• _EXERCISE_
Can you update the listing by replacing "legend-swatch" with "legend-marker" everywhere it appears, leaving everything else as it is?

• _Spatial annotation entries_
---+---

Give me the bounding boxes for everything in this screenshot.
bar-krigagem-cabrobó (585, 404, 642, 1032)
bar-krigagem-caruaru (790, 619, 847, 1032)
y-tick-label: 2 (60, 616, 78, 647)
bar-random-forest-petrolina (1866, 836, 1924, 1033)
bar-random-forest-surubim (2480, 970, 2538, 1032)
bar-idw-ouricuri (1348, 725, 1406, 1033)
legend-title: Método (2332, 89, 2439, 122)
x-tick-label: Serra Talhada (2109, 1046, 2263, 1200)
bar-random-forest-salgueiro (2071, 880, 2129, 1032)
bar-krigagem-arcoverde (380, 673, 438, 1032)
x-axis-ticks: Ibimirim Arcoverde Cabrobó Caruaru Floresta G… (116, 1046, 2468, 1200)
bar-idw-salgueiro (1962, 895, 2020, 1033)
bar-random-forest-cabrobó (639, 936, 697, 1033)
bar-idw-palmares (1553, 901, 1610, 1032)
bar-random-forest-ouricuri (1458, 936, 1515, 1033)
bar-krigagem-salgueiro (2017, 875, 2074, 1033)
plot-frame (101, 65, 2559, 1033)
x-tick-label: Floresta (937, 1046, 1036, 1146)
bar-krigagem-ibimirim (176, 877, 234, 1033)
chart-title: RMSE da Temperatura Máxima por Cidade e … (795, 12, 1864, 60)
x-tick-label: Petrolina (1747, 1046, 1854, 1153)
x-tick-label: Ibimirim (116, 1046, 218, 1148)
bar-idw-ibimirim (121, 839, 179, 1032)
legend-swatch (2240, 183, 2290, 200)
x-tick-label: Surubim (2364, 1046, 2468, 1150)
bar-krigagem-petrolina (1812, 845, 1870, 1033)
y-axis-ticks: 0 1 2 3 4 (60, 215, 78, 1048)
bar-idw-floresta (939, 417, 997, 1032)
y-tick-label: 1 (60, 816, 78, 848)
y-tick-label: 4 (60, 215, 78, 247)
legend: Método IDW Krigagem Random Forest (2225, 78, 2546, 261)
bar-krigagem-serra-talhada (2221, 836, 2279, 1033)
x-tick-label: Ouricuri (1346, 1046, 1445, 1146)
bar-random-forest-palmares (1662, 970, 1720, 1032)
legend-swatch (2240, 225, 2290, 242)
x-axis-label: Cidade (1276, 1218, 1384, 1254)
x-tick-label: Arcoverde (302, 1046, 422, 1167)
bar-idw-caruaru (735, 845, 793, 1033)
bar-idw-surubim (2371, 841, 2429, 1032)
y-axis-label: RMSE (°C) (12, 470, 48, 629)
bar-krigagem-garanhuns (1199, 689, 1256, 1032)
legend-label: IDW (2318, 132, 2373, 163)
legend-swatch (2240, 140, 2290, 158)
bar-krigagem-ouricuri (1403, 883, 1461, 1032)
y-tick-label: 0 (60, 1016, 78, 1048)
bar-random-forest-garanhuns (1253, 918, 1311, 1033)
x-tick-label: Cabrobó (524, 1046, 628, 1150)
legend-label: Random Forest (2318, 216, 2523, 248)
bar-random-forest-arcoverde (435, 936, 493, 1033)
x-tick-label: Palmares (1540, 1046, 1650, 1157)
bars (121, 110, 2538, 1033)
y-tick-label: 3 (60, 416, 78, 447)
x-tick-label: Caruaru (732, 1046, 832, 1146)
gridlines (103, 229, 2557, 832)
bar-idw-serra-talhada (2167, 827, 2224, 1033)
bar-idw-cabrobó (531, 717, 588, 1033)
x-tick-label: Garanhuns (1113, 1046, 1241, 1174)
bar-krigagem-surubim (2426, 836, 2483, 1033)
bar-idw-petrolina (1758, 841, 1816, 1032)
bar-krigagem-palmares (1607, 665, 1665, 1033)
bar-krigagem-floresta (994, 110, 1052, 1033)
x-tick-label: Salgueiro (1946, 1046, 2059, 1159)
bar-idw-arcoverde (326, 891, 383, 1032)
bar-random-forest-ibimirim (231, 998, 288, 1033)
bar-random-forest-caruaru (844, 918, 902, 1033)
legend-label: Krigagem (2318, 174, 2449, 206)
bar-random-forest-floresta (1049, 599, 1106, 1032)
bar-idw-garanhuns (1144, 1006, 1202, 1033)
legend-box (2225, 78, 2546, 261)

---+---

• _RESULT FOR THIS TASK_
Give me the bounding boxes for everything in this screenshot.
bar-krigagem-cabrobó (585, 404, 642, 1032)
bar-krigagem-caruaru (790, 619, 847, 1032)
y-tick-label: 2 (60, 616, 78, 647)
bar-random-forest-petrolina (1866, 836, 1924, 1033)
bar-random-forest-surubim (2480, 970, 2538, 1032)
bar-idw-ouricuri (1348, 725, 1406, 1033)
legend-title: Método (2332, 89, 2439, 122)
x-tick-label: Serra Talhada (2109, 1046, 2263, 1200)
bar-random-forest-salgueiro (2071, 880, 2129, 1032)
bar-krigagem-arcoverde (380, 673, 438, 1032)
x-axis-ticks: Ibimirim Arcoverde Cabrobó Caruaru Floresta G… (116, 1046, 2468, 1200)
bar-idw-salgueiro (1962, 895, 2020, 1033)
bar-random-forest-cabrobó (639, 936, 697, 1033)
bar-idw-palmares (1553, 901, 1610, 1032)
bar-random-forest-ouricuri (1458, 936, 1515, 1033)
bar-krigagem-salgueiro (2017, 875, 2074, 1033)
plot-frame (101, 65, 2559, 1033)
x-tick-label: Floresta (937, 1046, 1036, 1146)
bar-krigagem-ibimirim (176, 877, 234, 1033)
chart-title: RMSE da Temperatura Máxima por Cidade e … (795, 12, 1864, 60)
x-tick-label: Petrolina (1747, 1046, 1854, 1153)
x-tick-label: Ibimirim (116, 1046, 218, 1148)
bar-idw-ibimirim (121, 839, 179, 1032)
legend-marker (2240, 183, 2290, 200)
x-tick-label: Surubim (2364, 1046, 2468, 1150)
bar-krigagem-petrolina (1812, 845, 1870, 1033)
y-axis-ticks: 0 1 2 3 4 (60, 215, 78, 1048)
bar-idw-floresta (939, 417, 997, 1032)
y-tick-label: 1 (60, 816, 78, 848)
y-tick-label: 4 (60, 215, 78, 247)
legend: Método IDW Krigagem Random Forest (2225, 78, 2546, 261)
bar-krigagem-serra-talhada (2221, 836, 2279, 1033)
x-tick-label: Ouricuri (1346, 1046, 1445, 1146)
bar-random-forest-palmares (1662, 970, 1720, 1032)
legend-marker (2240, 225, 2290, 242)
x-axis-label: Cidade (1276, 1218, 1384, 1254)
x-tick-label: Arcoverde (302, 1046, 422, 1167)
bar-idw-caruaru (735, 845, 793, 1033)
bar-idw-surubim (2371, 841, 2429, 1032)
y-axis-label: RMSE (°C) (12, 470, 48, 629)
bar-krigagem-garanhuns (1199, 689, 1256, 1032)
legend-label: IDW (2318, 132, 2373, 163)
legend-marker (2240, 140, 2290, 158)
bar-krigagem-ouricuri (1403, 883, 1461, 1032)
y-tick-label: 0 (60, 1016, 78, 1048)
bar-random-forest-garanhuns (1253, 918, 1311, 1033)
x-tick-label: Cabrobó (524, 1046, 628, 1150)
legend-label: Random Forest (2318, 216, 2523, 248)
bar-random-forest-arcoverde (435, 936, 493, 1033)
x-tick-label: Palmares (1540, 1046, 1650, 1157)
bars (121, 110, 2538, 1033)
y-tick-label: 3 (60, 416, 78, 447)
x-tick-label: Caruaru (732, 1046, 832, 1146)
gridlines (103, 229, 2557, 832)
bar-idw-serra-talhada (2167, 827, 2224, 1033)
bar-idw-cabrobó (531, 717, 588, 1033)
x-tick-label: Garanhuns (1113, 1046, 1241, 1174)
bar-krigagem-surubim (2426, 836, 2483, 1033)
bar-idw-petrolina (1758, 841, 1816, 1032)
bar-krigagem-palmares (1607, 665, 1665, 1033)
bar-krigagem-floresta (994, 110, 1052, 1033)
x-tick-label: Salgueiro (1946, 1046, 2059, 1159)
bar-idw-arcoverde (326, 891, 383, 1032)
bar-random-forest-ibimirim (231, 998, 288, 1033)
bar-random-forest-caruaru (844, 918, 902, 1033)
legend-label: Krigagem (2318, 174, 2449, 206)
bar-random-forest-floresta (1049, 599, 1106, 1032)
bar-idw-garanhuns (1144, 1006, 1202, 1033)
legend-box (2225, 78, 2546, 261)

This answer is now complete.